OBJECTIVE: Note each line where "circle" appears, and copy it.

MATERIAL:
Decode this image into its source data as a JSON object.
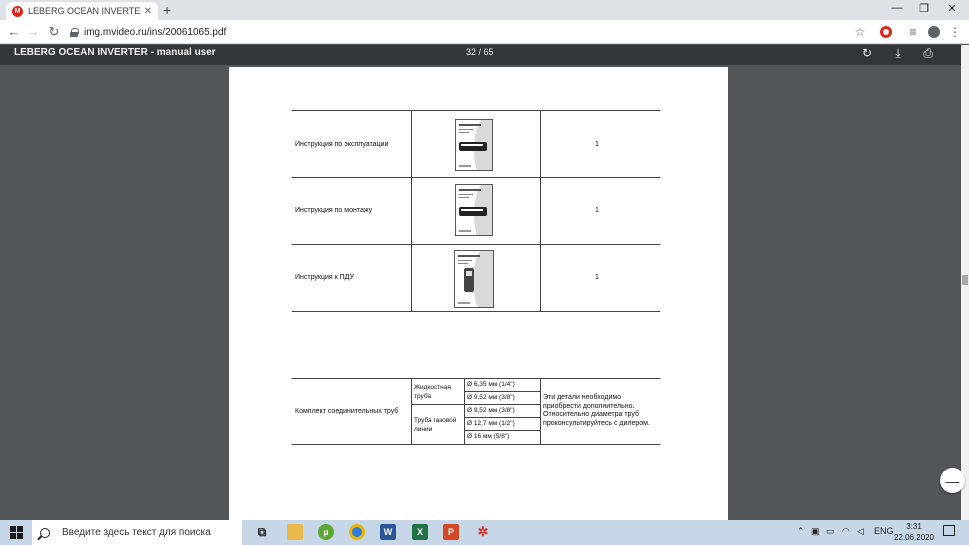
{
  "browser": {
    "tab_title": "LEBERG OCEAN INVERTER - man",
    "tab_favicon": "mvideo-favicon",
    "new_tab_label": "+",
    "url": "img.mvideo.ru/ins/20061065.pdf"
  },
  "pdf": {
    "title": "LEBERG OCEAN INVERTER - manual user",
    "page_indicator": "32 / 65"
  },
  "document": {
    "rows": [
      {
        "name": "Инструкция по эксплуатации",
        "icon": "manual-booklet-icon",
        "qty": "1"
      },
      {
        "name": "Инструкция по монтажу",
        "icon": "installation-booklet-icon",
        "qty": "1"
      },
      {
        "name": "Инструкция к ПДУ",
        "icon": "remote-booklet-icon",
        "qty": "1"
      }
    ],
    "pipes": {
      "label": "Комплект соединительных труб",
      "liquid_label": "Жидкостная труба",
      "gas_label": "Труба газовой линии",
      "sizes": [
        "Ø 6,35 мм (1/4\")",
        "Ø 9,52 мм (3/8\")",
        "Ø 9,52 мм (3/8\")",
        "Ø 12,7 мм (1/2\")",
        "Ø 16 мм (5/8\")"
      ],
      "note": "Эти детали необходимо приобрести дополнительно. Относительно диаметра труб проконсультируйтесь с дилером."
    }
  },
  "zoom_out_label": "—",
  "taskbar": {
    "search_placeholder": "Введите здесь текст для поиска",
    "language": "ENG",
    "time": "3:31",
    "date": "22.06.2020"
  }
}
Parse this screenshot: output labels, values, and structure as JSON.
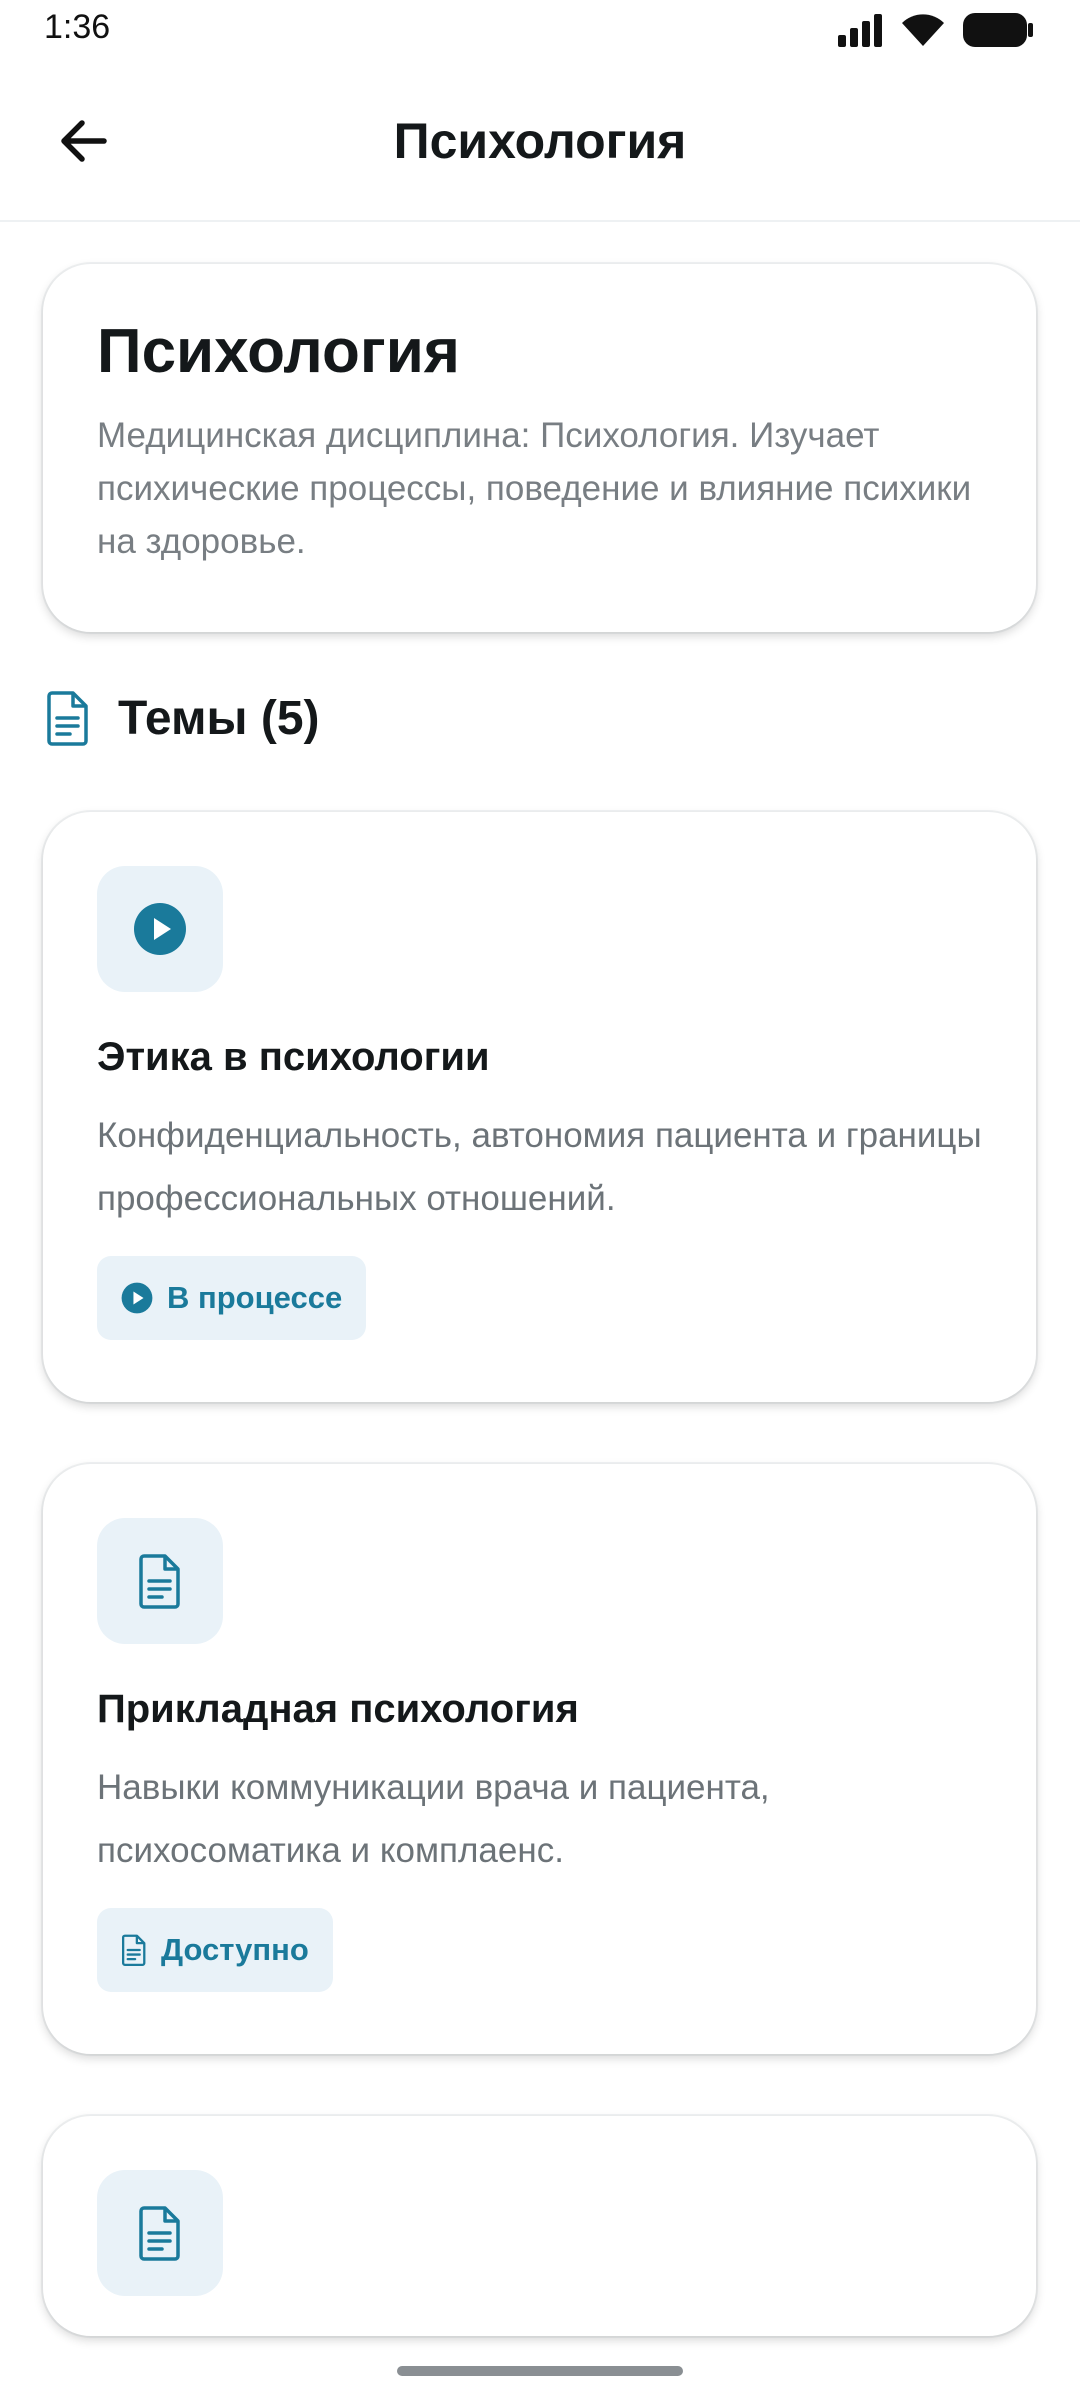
{
  "status_bar": {
    "time": "1:36",
    "icons": [
      "signal-icon",
      "wifi-icon",
      "battery-icon"
    ]
  },
  "app_bar": {
    "title": "Психология",
    "back_icon": "arrow-left-icon"
  },
  "discipline": {
    "title": "Психология",
    "description": "Медицинская дисциплина: Психология. Изучает психические процессы, поведение и влияние психики на здоровье."
  },
  "topics_section": {
    "title": "Темы (5)",
    "icon": "document-icon"
  },
  "topics": [
    {
      "icon": "play-circle-icon",
      "title": "Этика в психологии",
      "description": "Конфиденциальность, автономия пациента и границы профессиональных отношений.",
      "status": "В процессе",
      "status_icon": "play-circle-icon"
    },
    {
      "icon": "document-icon",
      "title": "Прикладная психология",
      "description": "Навыки коммуникации врача и пациента, психосоматика и комплаенс.",
      "status": "Доступно",
      "status_icon": "document-icon"
    },
    {
      "icon": "document-icon"
    }
  ],
  "colors": {
    "accent": "#1a7a9b",
    "badge_bg": "#e9f2f8",
    "text_primary": "#14181a",
    "text_secondary": "#6c7378"
  }
}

TASK ANSWER:
      "icon": "play-circle-icon",
      "status_icon": "play-circle-icon"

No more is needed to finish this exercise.